### Task prompt
Rewrite the part of the entries below that opens with the line containing "search-icon[interactable] (754, 29, 774, 49)" and closes with the line containing "pattern-dot (547, 174, 549, 176)" as a numbered list, leaving out any blank lines.

### Data listing

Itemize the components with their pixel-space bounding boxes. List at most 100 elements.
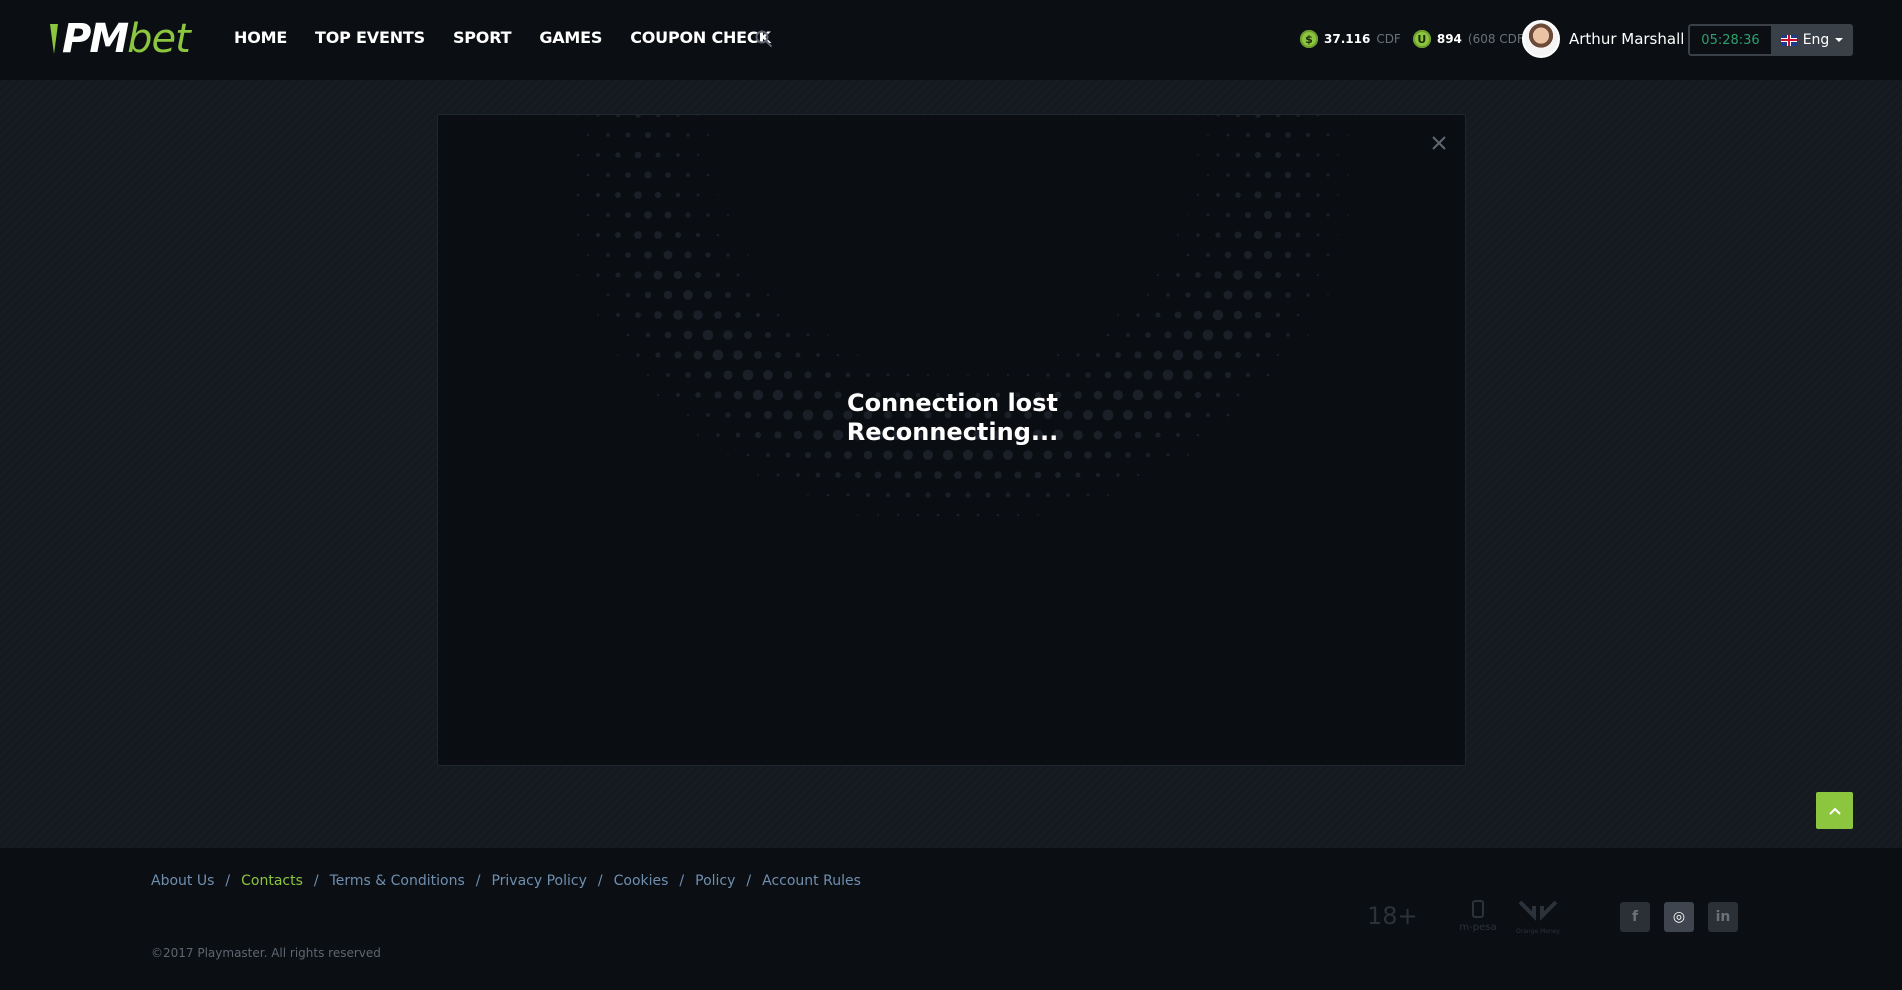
search-icon[interactable] (754, 29, 774, 49)
pattern-dot (1097, 514, 1099, 516)
pattern-dot (763, 370, 773, 380)
pattern-dot (1245, 132, 1251, 138)
footer-link-privacy[interactable]: Privacy Policy (491, 873, 586, 889)
footer-link-cookies[interactable]: Cookies (614, 873, 669, 889)
footer: About Us / Contacts / Terms & Conditions… (0, 848, 1902, 990)
linkedin-icon[interactable]: in (1708, 902, 1738, 932)
pattern-dot (1306, 293, 1310, 297)
pattern-dot (547, 174, 549, 176)
pattern-dot (696, 153, 700, 157)
pattern-dot (836, 353, 840, 357)
nav-games[interactable]: GAMES (539, 28, 602, 47)
pmbet-logo[interactable]: PM bet (48, 16, 191, 62)
pattern-dot (606, 133, 610, 137)
pattern-dot (596, 273, 600, 277)
scroll-to-top-button[interactable] (1816, 792, 1853, 829)
footer-link-account-rules[interactable]: Account Rules (762, 873, 861, 889)
balances: $ 37.116 CDF U 894 (608 CDF) (1300, 30, 1529, 48)
pattern-dot (636, 353, 640, 357)
pattern-dot (1106, 333, 1110, 337)
pattern-dot (1176, 273, 1180, 277)
pattern-dot (1317, 314, 1319, 316)
pattern-dot (1115, 352, 1121, 358)
pattern-dot (625, 252, 631, 258)
pattern-dot (727, 134, 729, 136)
pattern-dot (1026, 373, 1030, 377)
pattern-dot (817, 514, 819, 516)
pattern-dot (1153, 350, 1163, 360)
pattern-dot (947, 534, 949, 536)
nav-home[interactable]: HOME (234, 28, 287, 47)
footer-links: About Us / Contacts / Terms & Conditions… (151, 873, 861, 889)
pattern-dot (894, 471, 902, 479)
instagram-icon[interactable]: ◎ (1664, 902, 1694, 932)
pattern-dot (1264, 171, 1272, 179)
age-restriction-badge: 18+ (1367, 902, 1418, 930)
pattern-dot (804, 451, 812, 459)
pattern-dot (576, 233, 580, 237)
pattern-dot (1186, 253, 1190, 257)
pattern-dot (666, 373, 670, 377)
pattern-dot (1244, 211, 1252, 219)
pattern-dot (746, 453, 750, 457)
pattern-dot (1326, 173, 1330, 177)
pattern-dot (606, 293, 610, 297)
footer-link-policy[interactable]: Policy (695, 873, 735, 889)
pattern-dot (1214, 351, 1222, 359)
pattern-dot (1095, 352, 1101, 358)
pattern-dot (1037, 354, 1039, 356)
balance-bonus[interactable]: U 894 (608 CDF) (1412, 30, 1529, 48)
pattern-dot (1347, 134, 1349, 136)
pattern-dot (1285, 292, 1291, 298)
footer-link-terms[interactable]: Terms & Conditions (330, 873, 465, 889)
footer-link-contacts[interactable]: Contacts (241, 873, 303, 889)
user-menu[interactable]: Arthur Marshall (1522, 20, 1684, 58)
pattern-dot (1286, 333, 1290, 337)
pattern-dot (1316, 115, 1320, 117)
pattern-dot (1066, 493, 1070, 497)
pattern-dot (646, 373, 650, 377)
pattern-dot (1197, 115, 1199, 116)
pattern-dot (1177, 234, 1179, 236)
pattern-dot (645, 332, 651, 338)
pattern-dot (1316, 193, 1320, 197)
pattern-dot (615, 115, 621, 118)
pattern-dot (1145, 452, 1151, 458)
pattern-dot (846, 493, 850, 497)
pattern-dot (1104, 371, 1112, 379)
pattern-dot (1266, 373, 1270, 377)
balance-main[interactable]: $ 37.116 CDF (1300, 30, 1401, 48)
pattern-dot (1174, 311, 1182, 319)
facebook-icon[interactable]: f (1620, 902, 1650, 932)
close-icon[interactable] (1429, 133, 1449, 153)
nav-sport[interactable]: SPORT (453, 28, 512, 47)
pattern-dot (625, 172, 631, 178)
pattern-dot (1295, 272, 1301, 278)
pattern-dot (1295, 152, 1301, 158)
pattern-dot (843, 450, 853, 460)
pattern-dot (1297, 354, 1299, 356)
pattern-dot (1276, 353, 1280, 357)
pattern-dot (1357, 194, 1359, 196)
pattern-dot (754, 351, 762, 359)
nav-top-events[interactable]: TOP EVENTS (315, 28, 425, 47)
pattern-dot (1177, 194, 1179, 196)
pattern-dot (1007, 534, 1009, 536)
language-selector[interactable]: Eng (1771, 24, 1853, 56)
pattern-dot (655, 115, 661, 118)
pattern-dot (1235, 152, 1241, 158)
bonus-coin-icon: U (1412, 30, 1431, 48)
pattern-dot (557, 154, 559, 156)
pattern-dot (857, 514, 859, 516)
top-header: PM bet HOME TOP EVENTS SPORT GAMES COUPO… (0, 0, 1902, 80)
pattern-dot (1166, 293, 1170, 297)
pattern-dot (796, 473, 800, 477)
pattern-dot (1305, 172, 1311, 178)
pattern-dot (755, 312, 761, 318)
nav-coupon-check[interactable]: COUPON CHECK (630, 28, 771, 47)
pattern-dot (1284, 251, 1292, 259)
footer-link-about-us[interactable]: About Us (151, 873, 214, 889)
pattern-dot (874, 471, 882, 479)
pattern-dot (717, 154, 719, 156)
pattern-dot (934, 471, 942, 479)
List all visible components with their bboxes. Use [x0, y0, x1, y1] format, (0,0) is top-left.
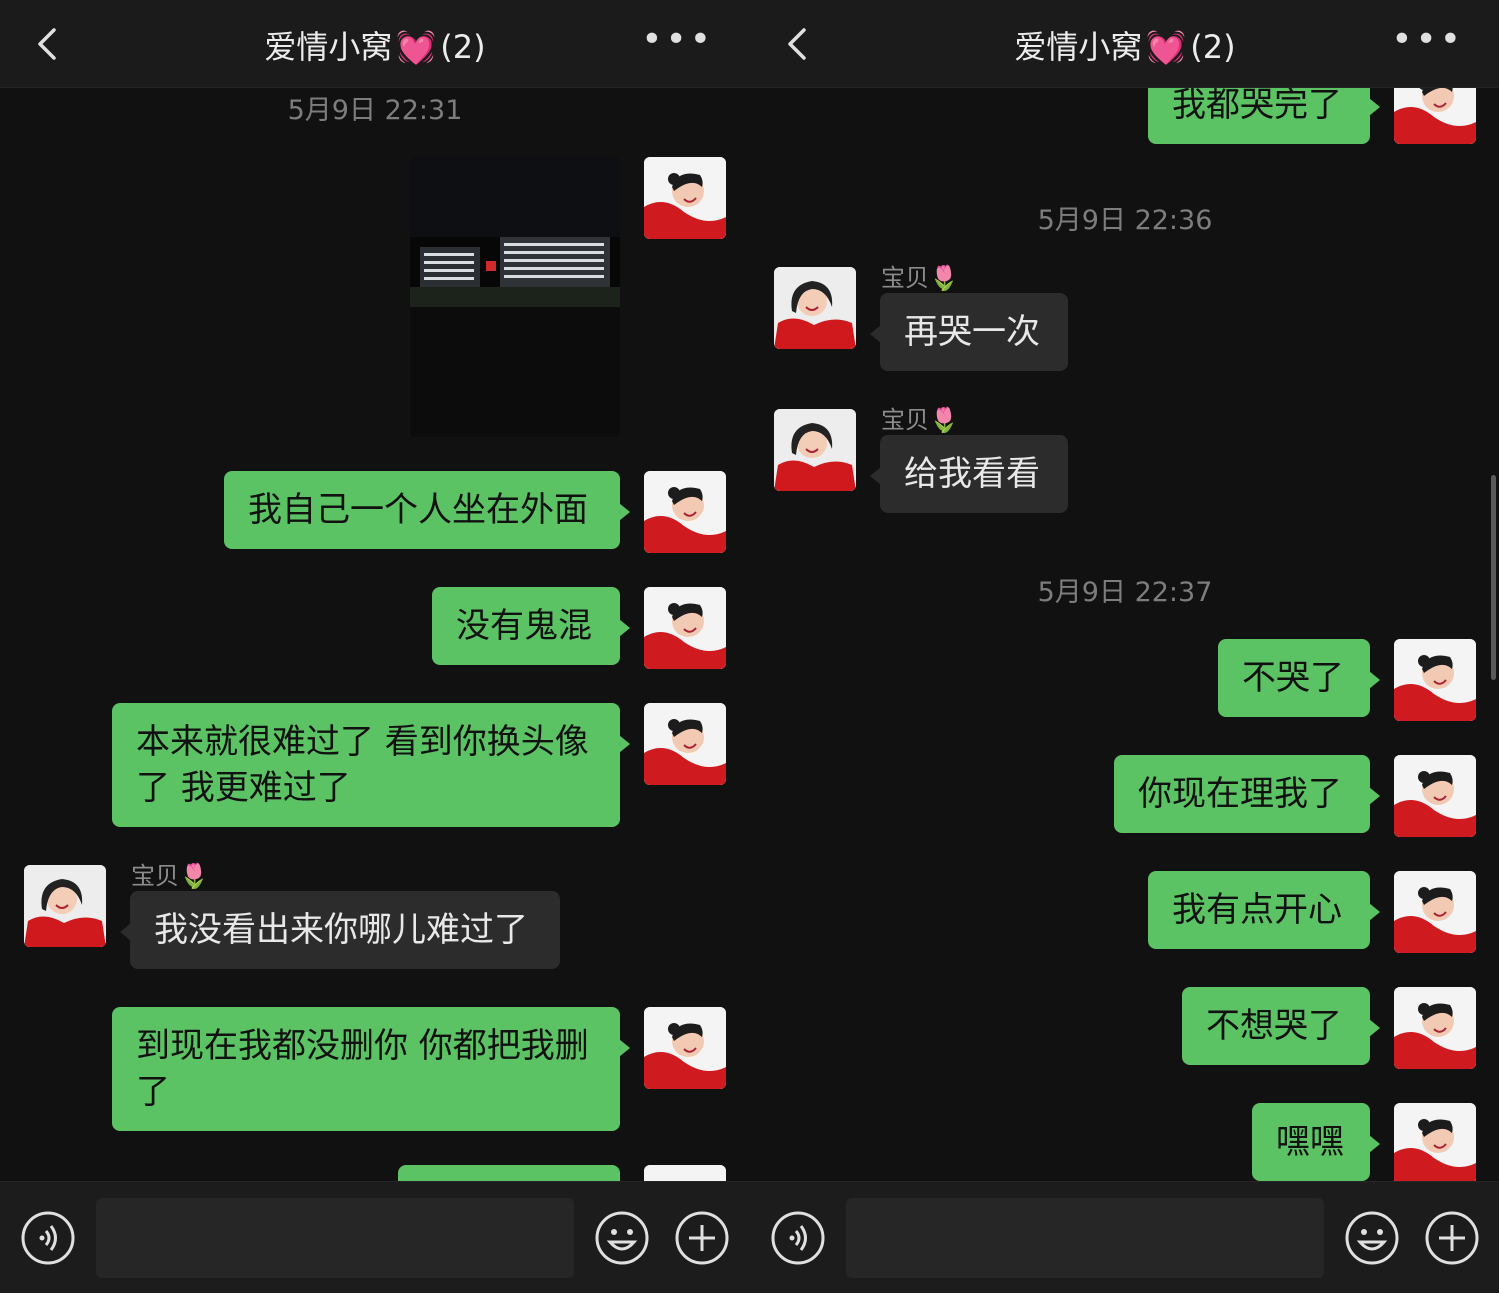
night-building-photo	[410, 157, 620, 437]
heart-emoji-icon: 💓	[396, 28, 437, 66]
message-bubble-out[interactable]: 嘿嘿	[1252, 1103, 1380, 1181]
message-list[interactable]: 5月9日 22:31 我自己一个人坐在外面 没有鬼混 本来就很难过了 看到你换头…	[0, 88, 750, 1181]
my-avatar[interactable]	[644, 1007, 726, 1089]
contact-avatar[interactable]	[24, 865, 106, 947]
photo-message[interactable]	[410, 157, 620, 437]
message-bubble-out[interactable]: 我自己一个人坐在外面	[224, 471, 630, 549]
scrollbar[interactable]	[1491, 475, 1496, 680]
my-avatar[interactable]	[1394, 755, 1476, 837]
message-bubble-in[interactable]: 再哭一次	[870, 293, 1068, 371]
sender-name: 宝贝🌷	[881, 264, 959, 292]
message-bubble-out[interactable]: 我有点开心	[1148, 871, 1380, 949]
message-input[interactable]	[96, 1198, 574, 1278]
chat-title: 爱情小窝 💓 (2)	[0, 22, 750, 68]
chat-panel-right: 爱情小窝 💓 (2) ••• 我都哭完了 5月9日 22:36 宝贝🌷 再哭一次 宝…	[750, 0, 1499, 1293]
emoji-icon[interactable]	[1344, 1210, 1400, 1266]
member-count: (2)	[1190, 28, 1236, 66]
input-bar	[0, 1181, 750, 1293]
message-bubble-out[interactable]: 我都哭完了	[1148, 88, 1380, 144]
voice-icon[interactable]	[20, 1210, 76, 1266]
chat-title: 爱情小窝 💓 (2)	[750, 22, 1499, 68]
plus-icon[interactable]	[674, 1210, 730, 1266]
input-bar	[750, 1181, 1499, 1293]
timestamp: 5月9日 22:37	[1037, 577, 1213, 608]
chat-title-text: 爱情小窝	[1014, 28, 1143, 66]
my-avatar[interactable]	[1394, 987, 1476, 1069]
voice-icon[interactable]	[770, 1210, 826, 1266]
message-bubble-in[interactable]: 给我看看	[870, 435, 1068, 513]
my-avatar[interactable]	[1394, 871, 1476, 953]
contact-avatar[interactable]	[774, 267, 856, 349]
chat-panel-left: 爱情小窝 💓 (2) ••• 5月9日 22:31 我自己一个人坐在外面 没有鬼…	[0, 0, 750, 1293]
my-avatar[interactable]	[644, 1165, 726, 1181]
contact-avatar[interactable]	[774, 409, 856, 491]
message-bubble-out[interactable]: 没有鬼混	[432, 587, 630, 665]
chat-header: 爱情小窝 💓 (2) •••	[750, 0, 1499, 88]
message-bubble-out-partial[interactable]	[398, 1165, 620, 1181]
message-bubble-out[interactable]: 到现在我都没删你 你都把我删了	[112, 1007, 630, 1131]
my-avatar[interactable]	[644, 587, 726, 669]
message-bubble-out[interactable]: 不想哭了	[1182, 987, 1380, 1065]
message-bubble-out[interactable]: 你现在理我了	[1114, 755, 1380, 833]
more-dots-icon[interactable]: •••	[641, 22, 714, 58]
message-bubble-out[interactable]: 不哭了	[1218, 639, 1380, 717]
my-avatar[interactable]	[644, 157, 726, 239]
my-avatar[interactable]	[1394, 1103, 1476, 1181]
message-list[interactable]: 我都哭完了 5月9日 22:36 宝贝🌷 再哭一次 宝贝🌷 给我看看 5月9日 …	[750, 88, 1499, 1181]
heart-emoji-icon: 💓	[1146, 28, 1187, 66]
emoji-icon[interactable]	[594, 1210, 650, 1266]
my-avatar[interactable]	[644, 703, 726, 785]
chat-title-text: 爱情小窝	[264, 28, 393, 66]
sender-name: 宝贝🌷	[131, 862, 209, 890]
my-avatar[interactable]	[1394, 88, 1476, 144]
chat-header: 爱情小窝 💓 (2) •••	[0, 0, 750, 88]
plus-icon[interactable]	[1424, 1210, 1480, 1266]
message-input[interactable]	[846, 1198, 1324, 1278]
more-dots-icon[interactable]: •••	[1391, 22, 1464, 58]
timestamp: 5月9日 22:31	[287, 95, 463, 126]
timestamp: 5月9日 22:36	[1037, 205, 1213, 236]
member-count: (2)	[440, 28, 486, 66]
sender-name: 宝贝🌷	[881, 406, 959, 434]
my-avatar[interactable]	[644, 471, 726, 553]
message-bubble-in[interactable]: 我没看出来你哪儿难过了	[120, 891, 560, 969]
my-avatar[interactable]	[1394, 639, 1476, 721]
message-bubble-out[interactable]: 本来就很难过了 看到你换头像了 我更难过了	[112, 703, 630, 827]
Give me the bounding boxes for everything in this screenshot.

### Output of the task
1. search-icon[interactable] (754, 29, 774, 49)
2. pattern-dot (1097, 514, 1099, 516)
3. pattern-dot (763, 370, 773, 380)
4. pattern-dot (1245, 132, 1251, 138)
5. footer-link-privacy[interactable]: Privacy Policy (491, 873, 586, 889)
6. footer-link-cookies[interactable]: Cookies (614, 873, 669, 889)
7. footer: About Us / Contacts / Terms & Conditions… (0, 848, 1902, 990)
8. linkedin-icon[interactable]: in (1708, 902, 1738, 932)
9. pattern-dot (1306, 293, 1310, 297)
10. pattern-dot (547, 174, 549, 176)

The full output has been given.